### Exercise aim:
Search the material for the word "والله" and copy each line that holds it.
※ ※ ※
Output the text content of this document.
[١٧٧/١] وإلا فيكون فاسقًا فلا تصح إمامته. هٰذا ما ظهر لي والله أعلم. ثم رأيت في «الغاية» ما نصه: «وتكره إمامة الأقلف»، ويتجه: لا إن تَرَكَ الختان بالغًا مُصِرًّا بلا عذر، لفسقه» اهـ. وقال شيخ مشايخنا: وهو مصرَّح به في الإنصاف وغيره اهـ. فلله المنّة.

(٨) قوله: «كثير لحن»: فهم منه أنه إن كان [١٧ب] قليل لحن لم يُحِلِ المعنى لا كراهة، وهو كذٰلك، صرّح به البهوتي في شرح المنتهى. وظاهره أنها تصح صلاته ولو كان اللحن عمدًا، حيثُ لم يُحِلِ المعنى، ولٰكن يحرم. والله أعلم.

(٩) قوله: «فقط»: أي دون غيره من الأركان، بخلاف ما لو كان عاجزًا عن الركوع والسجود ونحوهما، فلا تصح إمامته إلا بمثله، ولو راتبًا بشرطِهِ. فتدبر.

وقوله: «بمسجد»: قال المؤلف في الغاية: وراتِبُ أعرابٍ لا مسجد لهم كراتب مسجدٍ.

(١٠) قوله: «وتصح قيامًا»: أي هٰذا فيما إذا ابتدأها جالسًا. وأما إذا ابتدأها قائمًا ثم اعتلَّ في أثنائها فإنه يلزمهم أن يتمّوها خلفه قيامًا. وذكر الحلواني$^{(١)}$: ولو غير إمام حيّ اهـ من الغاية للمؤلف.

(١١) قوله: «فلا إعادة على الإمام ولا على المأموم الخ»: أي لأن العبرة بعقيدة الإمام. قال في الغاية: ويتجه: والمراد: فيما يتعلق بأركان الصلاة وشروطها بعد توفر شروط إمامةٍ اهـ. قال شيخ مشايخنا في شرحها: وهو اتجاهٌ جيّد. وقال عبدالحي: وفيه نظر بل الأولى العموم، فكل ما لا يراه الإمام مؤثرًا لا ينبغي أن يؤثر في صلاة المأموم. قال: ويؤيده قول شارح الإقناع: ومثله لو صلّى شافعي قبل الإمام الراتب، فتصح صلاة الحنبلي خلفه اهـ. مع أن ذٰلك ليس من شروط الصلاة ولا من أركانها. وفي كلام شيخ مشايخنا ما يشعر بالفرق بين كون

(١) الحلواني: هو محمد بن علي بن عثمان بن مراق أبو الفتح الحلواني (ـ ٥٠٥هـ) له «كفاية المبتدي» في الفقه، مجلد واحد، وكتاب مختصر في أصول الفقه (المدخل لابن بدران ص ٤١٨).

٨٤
※ ※ ※
### Answer to the exercise:
[١٧٧/١] وإلا فيكون فاسقًا فلا تصح إمامته. هٰذا ما ظهر لي والله أعلم. ثم رأيت في «الغاية» ما نصه: «وتكره إمامة الأقلف»، ويتجه: لا إن تَرَكَ الختان بالغًا مُصِرًّا بلا عذر، لفسقه» اهـ. وقال شيخ مشايخنا: وهو مصرَّح به في الإنصاف وغيره اهـ. فلله المنّة.
(٨) قوله: «كثير لحن»: فهم منه أنه إن كان [١٧ب] قليل لحن لم يُحِلِ المعنى لا كراهة، وهو كذٰلك، صرّح به البهوتي في شرح المنتهى. وظاهره أنها تصح صلاته ولو كان اللحن عمدًا، حيثُ لم يُحِلِ المعنى، ولٰكن يحرم. والله أعلم.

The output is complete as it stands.